Begin SUPPLIED MATERIAL

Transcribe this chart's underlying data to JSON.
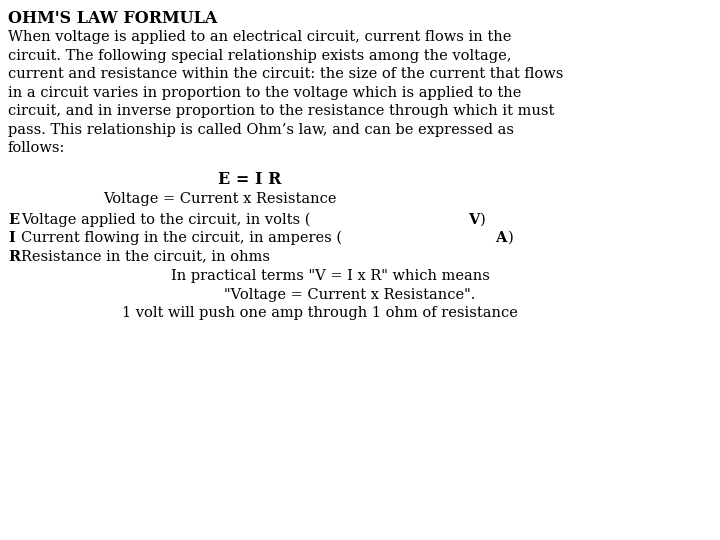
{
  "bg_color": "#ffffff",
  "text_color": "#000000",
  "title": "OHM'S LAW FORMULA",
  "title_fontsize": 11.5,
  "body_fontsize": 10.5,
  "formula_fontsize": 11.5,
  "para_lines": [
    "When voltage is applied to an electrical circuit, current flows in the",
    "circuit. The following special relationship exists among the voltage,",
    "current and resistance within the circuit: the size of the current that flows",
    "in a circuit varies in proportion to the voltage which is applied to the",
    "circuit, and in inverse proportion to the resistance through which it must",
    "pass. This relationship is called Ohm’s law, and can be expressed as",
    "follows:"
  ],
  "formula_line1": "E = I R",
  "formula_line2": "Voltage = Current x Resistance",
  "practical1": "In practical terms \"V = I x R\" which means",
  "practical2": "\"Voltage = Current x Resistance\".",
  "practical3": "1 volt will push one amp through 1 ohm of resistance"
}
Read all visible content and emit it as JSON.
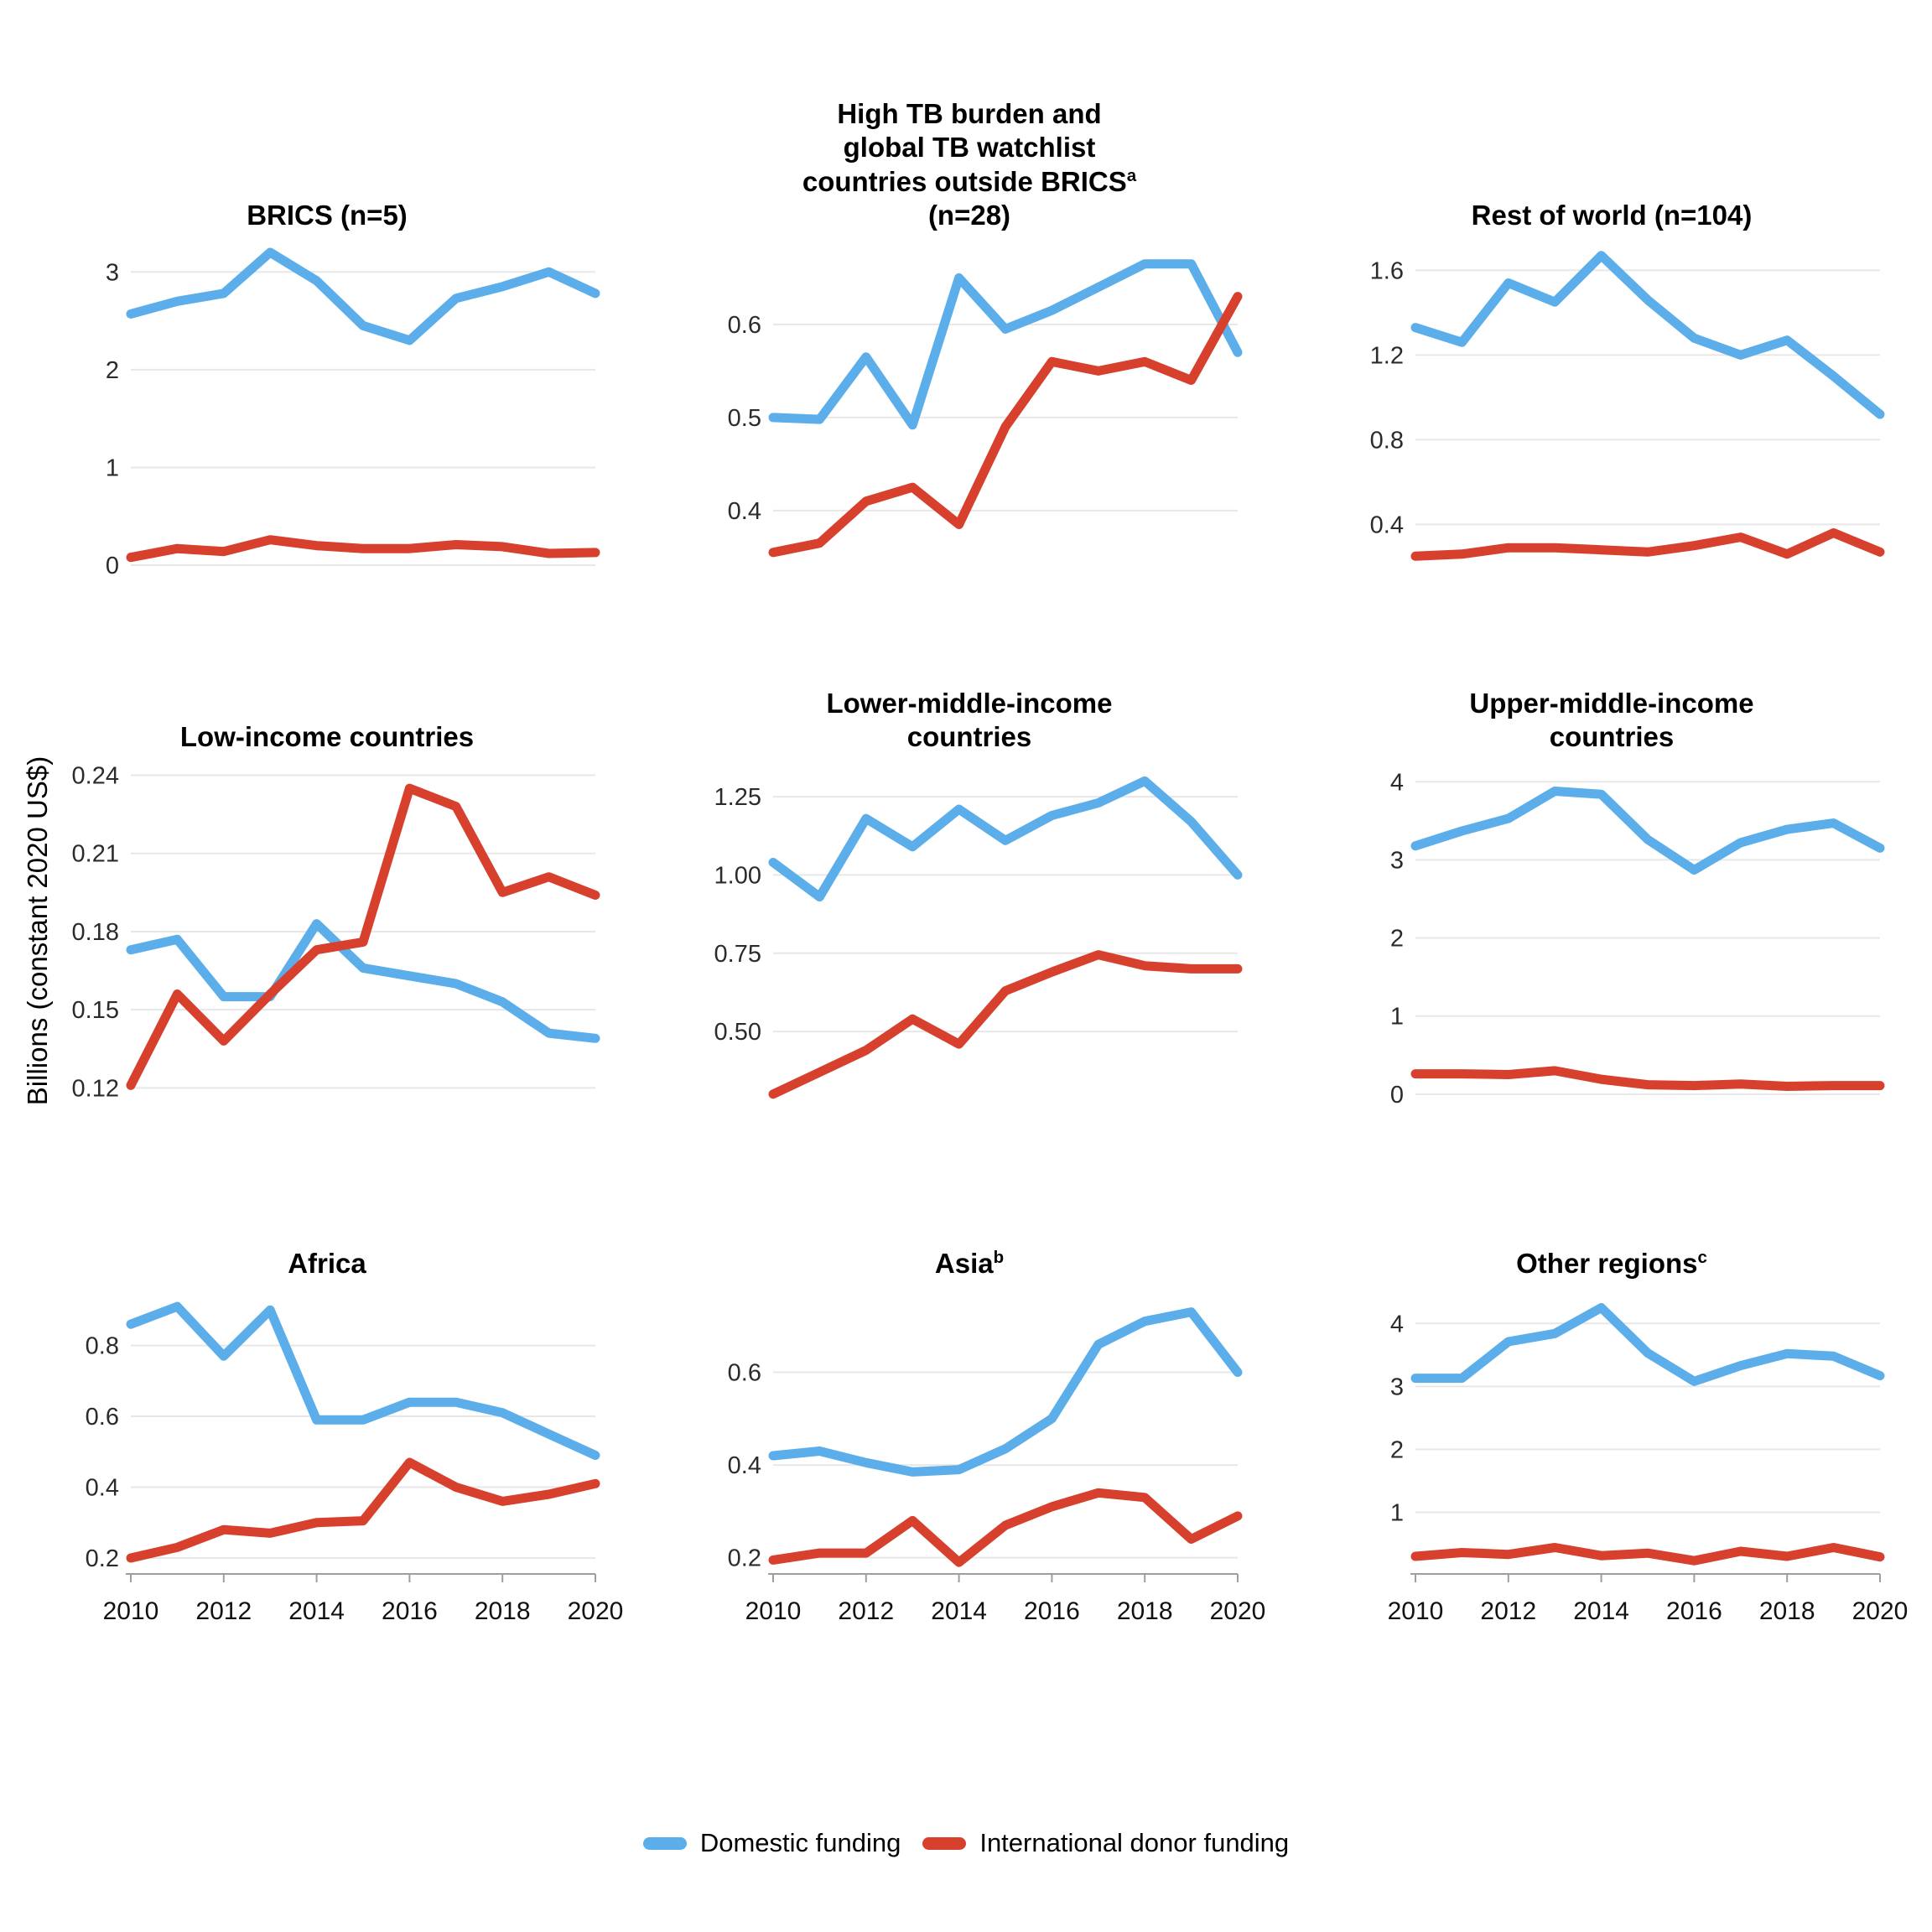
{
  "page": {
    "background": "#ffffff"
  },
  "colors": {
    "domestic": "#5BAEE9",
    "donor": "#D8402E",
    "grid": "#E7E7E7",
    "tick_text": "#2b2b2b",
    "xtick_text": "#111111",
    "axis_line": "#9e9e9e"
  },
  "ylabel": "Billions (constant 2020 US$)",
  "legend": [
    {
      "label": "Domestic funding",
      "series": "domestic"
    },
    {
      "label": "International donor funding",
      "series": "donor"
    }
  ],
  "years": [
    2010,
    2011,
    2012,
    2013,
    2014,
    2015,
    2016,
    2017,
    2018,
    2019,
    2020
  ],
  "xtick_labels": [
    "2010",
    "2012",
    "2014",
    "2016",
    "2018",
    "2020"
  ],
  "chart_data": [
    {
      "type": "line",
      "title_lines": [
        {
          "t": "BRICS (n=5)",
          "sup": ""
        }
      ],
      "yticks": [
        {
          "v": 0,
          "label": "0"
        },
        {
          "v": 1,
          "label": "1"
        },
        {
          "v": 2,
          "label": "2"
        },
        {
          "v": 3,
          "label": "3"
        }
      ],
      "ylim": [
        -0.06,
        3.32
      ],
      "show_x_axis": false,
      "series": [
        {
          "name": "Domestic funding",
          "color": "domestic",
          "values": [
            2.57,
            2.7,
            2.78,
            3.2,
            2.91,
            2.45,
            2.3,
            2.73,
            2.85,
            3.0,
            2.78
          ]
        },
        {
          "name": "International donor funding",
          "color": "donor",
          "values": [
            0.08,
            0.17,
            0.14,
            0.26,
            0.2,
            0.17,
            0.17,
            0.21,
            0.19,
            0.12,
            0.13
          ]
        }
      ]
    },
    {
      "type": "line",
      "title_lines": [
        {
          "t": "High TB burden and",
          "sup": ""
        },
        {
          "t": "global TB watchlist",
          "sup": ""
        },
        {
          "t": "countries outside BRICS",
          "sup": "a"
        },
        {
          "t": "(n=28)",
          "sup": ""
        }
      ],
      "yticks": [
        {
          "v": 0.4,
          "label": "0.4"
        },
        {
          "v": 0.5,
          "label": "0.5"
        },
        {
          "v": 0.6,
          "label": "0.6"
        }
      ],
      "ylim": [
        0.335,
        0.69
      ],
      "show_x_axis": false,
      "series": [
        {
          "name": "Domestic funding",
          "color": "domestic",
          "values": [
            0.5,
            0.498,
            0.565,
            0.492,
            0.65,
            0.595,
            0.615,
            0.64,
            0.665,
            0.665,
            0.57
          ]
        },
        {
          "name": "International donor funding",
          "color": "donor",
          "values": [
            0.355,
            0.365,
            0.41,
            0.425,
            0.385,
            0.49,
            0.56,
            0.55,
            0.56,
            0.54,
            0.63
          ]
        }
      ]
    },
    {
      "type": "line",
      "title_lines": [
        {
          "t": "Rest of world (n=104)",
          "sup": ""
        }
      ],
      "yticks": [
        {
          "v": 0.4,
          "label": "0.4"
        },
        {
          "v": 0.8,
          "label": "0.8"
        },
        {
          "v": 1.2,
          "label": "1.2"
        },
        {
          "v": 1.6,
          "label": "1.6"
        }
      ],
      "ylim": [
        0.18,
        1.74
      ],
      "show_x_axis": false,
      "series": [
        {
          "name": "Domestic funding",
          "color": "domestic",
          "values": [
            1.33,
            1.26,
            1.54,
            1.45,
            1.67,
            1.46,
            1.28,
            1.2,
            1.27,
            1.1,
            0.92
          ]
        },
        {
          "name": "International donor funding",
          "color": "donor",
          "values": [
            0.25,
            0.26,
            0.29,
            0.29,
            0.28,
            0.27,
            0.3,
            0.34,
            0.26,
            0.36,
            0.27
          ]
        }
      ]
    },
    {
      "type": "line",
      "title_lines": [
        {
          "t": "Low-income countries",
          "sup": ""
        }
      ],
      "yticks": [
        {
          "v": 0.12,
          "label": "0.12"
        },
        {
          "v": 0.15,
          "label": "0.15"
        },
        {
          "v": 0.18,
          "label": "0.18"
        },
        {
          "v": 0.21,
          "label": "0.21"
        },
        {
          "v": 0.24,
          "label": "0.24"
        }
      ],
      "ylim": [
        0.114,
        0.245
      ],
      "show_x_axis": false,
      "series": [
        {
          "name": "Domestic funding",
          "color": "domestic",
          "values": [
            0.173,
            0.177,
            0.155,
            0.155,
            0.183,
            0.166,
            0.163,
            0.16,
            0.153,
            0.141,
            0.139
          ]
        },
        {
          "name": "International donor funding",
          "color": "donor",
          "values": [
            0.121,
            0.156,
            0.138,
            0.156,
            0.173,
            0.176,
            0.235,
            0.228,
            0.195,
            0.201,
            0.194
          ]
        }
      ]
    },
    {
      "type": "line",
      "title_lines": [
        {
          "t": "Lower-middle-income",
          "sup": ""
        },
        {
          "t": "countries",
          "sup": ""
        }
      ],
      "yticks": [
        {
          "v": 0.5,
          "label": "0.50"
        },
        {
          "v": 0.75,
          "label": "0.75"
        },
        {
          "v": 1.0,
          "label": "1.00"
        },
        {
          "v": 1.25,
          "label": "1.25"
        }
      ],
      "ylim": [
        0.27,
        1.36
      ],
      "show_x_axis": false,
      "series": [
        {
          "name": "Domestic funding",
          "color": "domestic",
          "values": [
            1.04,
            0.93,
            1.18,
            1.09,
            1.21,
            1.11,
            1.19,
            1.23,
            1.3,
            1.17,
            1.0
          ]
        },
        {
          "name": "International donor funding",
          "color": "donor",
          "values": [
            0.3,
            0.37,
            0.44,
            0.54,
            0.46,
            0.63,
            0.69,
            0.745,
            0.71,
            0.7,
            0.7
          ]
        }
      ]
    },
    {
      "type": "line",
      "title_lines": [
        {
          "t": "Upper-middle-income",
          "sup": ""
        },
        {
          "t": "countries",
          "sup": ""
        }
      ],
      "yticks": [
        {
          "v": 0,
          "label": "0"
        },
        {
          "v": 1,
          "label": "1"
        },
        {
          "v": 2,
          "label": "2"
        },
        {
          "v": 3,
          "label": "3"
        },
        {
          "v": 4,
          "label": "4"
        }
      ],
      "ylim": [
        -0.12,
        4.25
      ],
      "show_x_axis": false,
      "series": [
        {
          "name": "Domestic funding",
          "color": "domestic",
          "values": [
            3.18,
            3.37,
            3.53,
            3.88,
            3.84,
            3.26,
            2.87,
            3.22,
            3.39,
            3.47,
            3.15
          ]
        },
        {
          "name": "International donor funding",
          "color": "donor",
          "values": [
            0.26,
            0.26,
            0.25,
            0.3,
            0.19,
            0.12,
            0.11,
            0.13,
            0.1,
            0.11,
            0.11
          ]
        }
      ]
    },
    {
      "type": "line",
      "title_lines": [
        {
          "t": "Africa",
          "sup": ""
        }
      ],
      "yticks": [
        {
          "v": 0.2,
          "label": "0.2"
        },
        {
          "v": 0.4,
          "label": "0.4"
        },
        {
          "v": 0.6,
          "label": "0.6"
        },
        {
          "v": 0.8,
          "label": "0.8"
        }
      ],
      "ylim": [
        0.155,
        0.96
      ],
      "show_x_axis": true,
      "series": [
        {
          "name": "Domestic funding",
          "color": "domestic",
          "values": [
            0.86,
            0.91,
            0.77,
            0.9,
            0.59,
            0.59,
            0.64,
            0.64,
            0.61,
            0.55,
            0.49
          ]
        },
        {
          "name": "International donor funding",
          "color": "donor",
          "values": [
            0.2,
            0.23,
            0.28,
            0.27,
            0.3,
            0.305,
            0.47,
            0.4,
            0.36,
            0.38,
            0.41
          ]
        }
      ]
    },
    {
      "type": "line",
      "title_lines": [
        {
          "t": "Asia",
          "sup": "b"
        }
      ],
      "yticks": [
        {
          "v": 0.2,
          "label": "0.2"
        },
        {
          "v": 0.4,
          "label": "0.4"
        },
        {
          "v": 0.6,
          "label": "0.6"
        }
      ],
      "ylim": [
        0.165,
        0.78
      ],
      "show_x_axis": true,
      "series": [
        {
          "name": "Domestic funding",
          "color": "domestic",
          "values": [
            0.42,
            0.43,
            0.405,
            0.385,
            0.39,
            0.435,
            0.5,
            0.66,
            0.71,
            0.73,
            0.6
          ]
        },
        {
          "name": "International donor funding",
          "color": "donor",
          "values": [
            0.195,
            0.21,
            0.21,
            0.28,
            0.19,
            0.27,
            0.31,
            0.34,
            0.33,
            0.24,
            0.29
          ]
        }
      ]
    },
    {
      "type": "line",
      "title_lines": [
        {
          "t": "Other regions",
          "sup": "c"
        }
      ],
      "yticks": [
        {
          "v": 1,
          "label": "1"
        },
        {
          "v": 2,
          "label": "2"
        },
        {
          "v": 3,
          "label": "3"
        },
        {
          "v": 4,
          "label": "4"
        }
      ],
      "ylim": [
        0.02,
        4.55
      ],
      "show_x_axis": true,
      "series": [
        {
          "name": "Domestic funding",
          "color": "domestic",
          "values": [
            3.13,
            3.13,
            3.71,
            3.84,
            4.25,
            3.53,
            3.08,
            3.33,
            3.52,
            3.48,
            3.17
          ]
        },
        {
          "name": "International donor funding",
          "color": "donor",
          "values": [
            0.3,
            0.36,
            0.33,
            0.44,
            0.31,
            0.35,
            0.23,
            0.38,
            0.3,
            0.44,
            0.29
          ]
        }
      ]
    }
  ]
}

End SUPPLIED MATERIAL

* _PROBLEM_: List every line above that contains the word "proportion".

* _FINAL RESULT_:
    "in a circuit varies in proportion to the voltage which is applied to the",
    "circuit, and in inverse proportion to the resistance through which it must",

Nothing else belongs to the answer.